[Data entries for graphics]
__________________________________________________
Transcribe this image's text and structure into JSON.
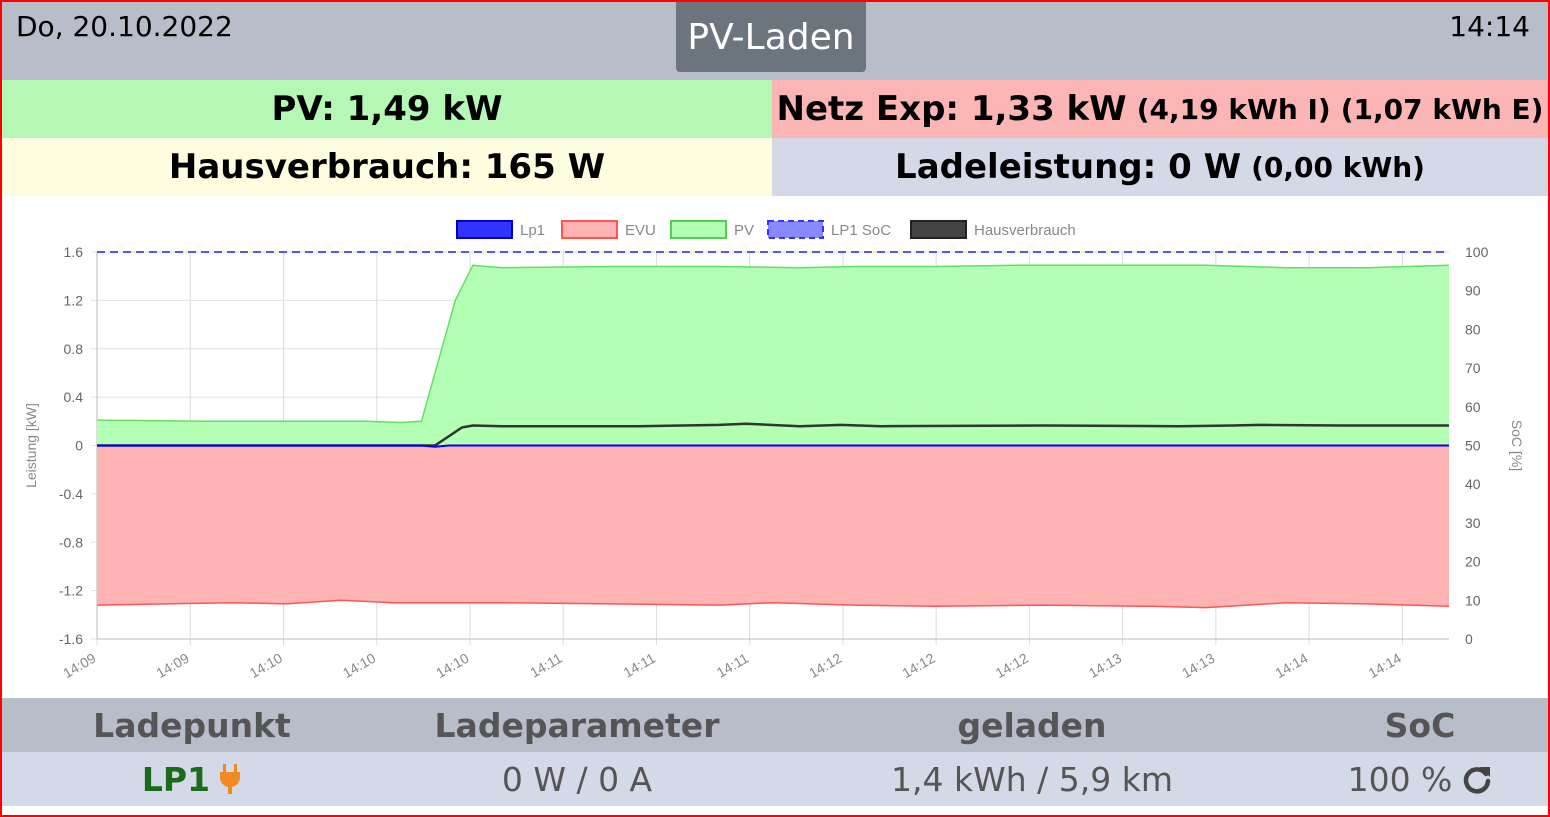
{
  "header": {
    "date": "Do, 20.10.2022",
    "title": "PV-Laden",
    "time": "14:14"
  },
  "status": {
    "pv": "PV: 1,49 kW",
    "netz_main": "Netz Exp: 1,33 kW",
    "netz_import": "(4,19 kWh I)",
    "netz_export": "(1,07 kWh E)",
    "hausverbrauch": "Hausverbrauch: 165 W",
    "ladeleistung_main": "Ladeleistung: 0 W",
    "ladeleistung_energy": "(0,00 kWh)"
  },
  "colors": {
    "pv_bg": "#b5f7b5",
    "netz_bg": "#fcb5b5",
    "haus_bg": "#fffde0",
    "lade_bg": "#d3d9e6",
    "header_bg": "#b8bdca",
    "mode_button": "#6c757d",
    "lp1_green": "#1a6b1a",
    "plug_orange": "#f08a24"
  },
  "chart_data": {
    "type": "area",
    "legend_position": "top",
    "legend": [
      "Lp1",
      "EVU",
      "PV",
      "LP1 SoC",
      "Hausverbrauch"
    ],
    "ylabel": "Leistung [kW]",
    "y2label": "SoC [%]",
    "ylim": [
      -1.6,
      1.6
    ],
    "y2lim": [
      0,
      100
    ],
    "yticks": [
      "1.6",
      "1.2",
      "0.8",
      "0.4",
      "0",
      "-0.4",
      "-0.8",
      "-1.2",
      "-1.6"
    ],
    "y2ticks": [
      "100",
      "90",
      "80",
      "70",
      "60",
      "50",
      "40",
      "30",
      "20",
      "10",
      "0"
    ],
    "xticks": [
      "14:09",
      "14:09",
      "14:10",
      "14:10",
      "14:10",
      "14:11",
      "14:11",
      "14:11",
      "14:12",
      "14:12",
      "14:12",
      "14:13",
      "14:13",
      "14:14",
      "14:14"
    ],
    "grid": true,
    "series": [
      {
        "name": "Lp1",
        "color": "#0000ff",
        "points": [
          [
            0,
            0
          ],
          [
            0.24,
            0
          ],
          [
            0.25,
            -0.01
          ],
          [
            0.26,
            0
          ],
          [
            1,
            0
          ]
        ]
      },
      {
        "name": "EVU",
        "color": "#ff5555",
        "fill": "#ffb3b3",
        "points": [
          [
            0,
            -1.32
          ],
          [
            0.05,
            -1.31
          ],
          [
            0.1,
            -1.3
          ],
          [
            0.14,
            -1.31
          ],
          [
            0.18,
            -1.28
          ],
          [
            0.22,
            -1.3
          ],
          [
            0.3,
            -1.3
          ],
          [
            0.38,
            -1.31
          ],
          [
            0.46,
            -1.32
          ],
          [
            0.5,
            -1.3
          ],
          [
            0.56,
            -1.32
          ],
          [
            0.62,
            -1.33
          ],
          [
            0.7,
            -1.32
          ],
          [
            0.78,
            -1.33
          ],
          [
            0.82,
            -1.34
          ],
          [
            0.88,
            -1.3
          ],
          [
            0.94,
            -1.31
          ],
          [
            1,
            -1.33
          ]
        ]
      },
      {
        "name": "PV",
        "color": "#66dd66",
        "fill": "#b3ffb3",
        "points": [
          [
            0,
            0.21
          ],
          [
            0.08,
            0.2
          ],
          [
            0.2,
            0.2
          ],
          [
            0.225,
            0.19
          ],
          [
            0.24,
            0.2
          ],
          [
            0.265,
            1.2
          ],
          [
            0.278,
            1.49
          ],
          [
            0.3,
            1.47
          ],
          [
            0.38,
            1.48
          ],
          [
            0.46,
            1.48
          ],
          [
            0.52,
            1.47
          ],
          [
            0.56,
            1.48
          ],
          [
            0.62,
            1.48
          ],
          [
            0.68,
            1.49
          ],
          [
            0.74,
            1.49
          ],
          [
            0.82,
            1.49
          ],
          [
            0.88,
            1.47
          ],
          [
            0.94,
            1.47
          ],
          [
            1,
            1.49
          ]
        ]
      },
      {
        "name": "LP1 SoC",
        "color": "#5555ff",
        "dashed": true,
        "axis": "y2",
        "points": [
          [
            0,
            100
          ],
          [
            1,
            100
          ]
        ]
      },
      {
        "name": "Hausverbrauch",
        "color": "#333333",
        "points": [
          [
            0,
            0
          ],
          [
            0.24,
            0
          ],
          [
            0.25,
            0
          ],
          [
            0.27,
            0.15
          ],
          [
            0.278,
            0.165
          ],
          [
            0.3,
            0.16
          ],
          [
            0.4,
            0.16
          ],
          [
            0.46,
            0.17
          ],
          [
            0.48,
            0.18
          ],
          [
            0.52,
            0.16
          ],
          [
            0.55,
            0.17
          ],
          [
            0.58,
            0.16
          ],
          [
            0.7,
            0.165
          ],
          [
            0.8,
            0.16
          ],
          [
            0.84,
            0.165
          ],
          [
            0.86,
            0.17
          ],
          [
            0.92,
            0.165
          ],
          [
            1,
            0.165
          ]
        ]
      }
    ]
  },
  "table": {
    "headers": [
      "Ladepunkt",
      "Ladeparameter",
      "geladen",
      "SoC"
    ],
    "lp_name": "LP1",
    "parameter": "0 W / 0 A",
    "geladen": "1,4 kWh / 5,9 km",
    "soc": "100 %",
    "plug_icon": "plug-icon",
    "refresh_icon": "refresh-icon"
  }
}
__________________________________________________
- _What to produce_: Omit any images, then output the listing exactly.

- _Response for this exercise_:
Transcribe this image's text and structure into JSON.
{
  "header": {
    "date": "Do, 20.10.2022",
    "title": "PV-Laden",
    "time": "14:14"
  },
  "status": {
    "pv": "PV: 1,49 kW",
    "netz_main": "Netz Exp: 1,33 kW",
    "netz_import": "(4,19 kWh I)",
    "netz_export": "(1,07 kWh E)",
    "hausverbrauch": "Hausverbrauch: 165 W",
    "ladeleistung_main": "Ladeleistung: 0 W",
    "ladeleistung_energy": "(0,00 kWh)"
  },
  "colors": {
    "pv_bg": "#b5f7b5",
    "netz_bg": "#fcb5b5",
    "haus_bg": "#fffde0",
    "lade_bg": "#d3d9e6",
    "header_bg": "#b8bdca",
    "mode_button": "#6c757d",
    "lp1_green": "#1a6b1a",
    "plug_orange": "#f08a24"
  },
  "chart_data": {
    "type": "area",
    "legend_position": "top",
    "legend": [
      "Lp1",
      "EVU",
      "PV",
      "LP1 SoC",
      "Hausverbrauch"
    ],
    "ylabel": "Leistung [kW]",
    "y2label": "SoC [%]",
    "ylim": [
      -1.6,
      1.6
    ],
    "y2lim": [
      0,
      100
    ],
    "yticks": [
      "1.6",
      "1.2",
      "0.8",
      "0.4",
      "0",
      "-0.4",
      "-0.8",
      "-1.2",
      "-1.6"
    ],
    "y2ticks": [
      "100",
      "90",
      "80",
      "70",
      "60",
      "50",
      "40",
      "30",
      "20",
      "10",
      "0"
    ],
    "xticks": [
      "14:09",
      "14:09",
      "14:10",
      "14:10",
      "14:10",
      "14:11",
      "14:11",
      "14:11",
      "14:12",
      "14:12",
      "14:12",
      "14:13",
      "14:13",
      "14:14",
      "14:14"
    ],
    "grid": true,
    "series": [
      {
        "name": "Lp1",
        "color": "#0000ff",
        "points": [
          [
            0,
            0
          ],
          [
            0.24,
            0
          ],
          [
            0.25,
            -0.01
          ],
          [
            0.26,
            0
          ],
          [
            1,
            0
          ]
        ]
      },
      {
        "name": "EVU",
        "color": "#ff5555",
        "fill": "#ffb3b3",
        "points": [
          [
            0,
            -1.32
          ],
          [
            0.05,
            -1.31
          ],
          [
            0.1,
            -1.3
          ],
          [
            0.14,
            -1.31
          ],
          [
            0.18,
            -1.28
          ],
          [
            0.22,
            -1.3
          ],
          [
            0.3,
            -1.3
          ],
          [
            0.38,
            -1.31
          ],
          [
            0.46,
            -1.32
          ],
          [
            0.5,
            -1.3
          ],
          [
            0.56,
            -1.32
          ],
          [
            0.62,
            -1.33
          ],
          [
            0.7,
            -1.32
          ],
          [
            0.78,
            -1.33
          ],
          [
            0.82,
            -1.34
          ],
          [
            0.88,
            -1.3
          ],
          [
            0.94,
            -1.31
          ],
          [
            1,
            -1.33
          ]
        ]
      },
      {
        "name": "PV",
        "color": "#66dd66",
        "fill": "#b3ffb3",
        "points": [
          [
            0,
            0.21
          ],
          [
            0.08,
            0.2
          ],
          [
            0.2,
            0.2
          ],
          [
            0.225,
            0.19
          ],
          [
            0.24,
            0.2
          ],
          [
            0.265,
            1.2
          ],
          [
            0.278,
            1.49
          ],
          [
            0.3,
            1.47
          ],
          [
            0.38,
            1.48
          ],
          [
            0.46,
            1.48
          ],
          [
            0.52,
            1.47
          ],
          [
            0.56,
            1.48
          ],
          [
            0.62,
            1.48
          ],
          [
            0.68,
            1.49
          ],
          [
            0.74,
            1.49
          ],
          [
            0.82,
            1.49
          ],
          [
            0.88,
            1.47
          ],
          [
            0.94,
            1.47
          ],
          [
            1,
            1.49
          ]
        ]
      },
      {
        "name": "LP1 SoC",
        "color": "#5555ff",
        "dashed": true,
        "axis": "y2",
        "points": [
          [
            0,
            100
          ],
          [
            1,
            100
          ]
        ]
      },
      {
        "name": "Hausverbrauch",
        "color": "#333333",
        "points": [
          [
            0,
            0
          ],
          [
            0.24,
            0
          ],
          [
            0.25,
            0
          ],
          [
            0.27,
            0.15
          ],
          [
            0.278,
            0.165
          ],
          [
            0.3,
            0.16
          ],
          [
            0.4,
            0.16
          ],
          [
            0.46,
            0.17
          ],
          [
            0.48,
            0.18
          ],
          [
            0.52,
            0.16
          ],
          [
            0.55,
            0.17
          ],
          [
            0.58,
            0.16
          ],
          [
            0.7,
            0.165
          ],
          [
            0.8,
            0.16
          ],
          [
            0.84,
            0.165
          ],
          [
            0.86,
            0.17
          ],
          [
            0.92,
            0.165
          ],
          [
            1,
            0.165
          ]
        ]
      }
    ]
  },
  "table": {
    "headers": [
      "Ladepunkt",
      "Ladeparameter",
      "geladen",
      "SoC"
    ],
    "lp_name": "LP1",
    "parameter": "0 W / 0 A",
    "geladen": "1,4 kWh / 5,9 km",
    "soc": "100 %",
    "plug_icon": "plug-icon",
    "refresh_icon": "refresh-icon"
  }
}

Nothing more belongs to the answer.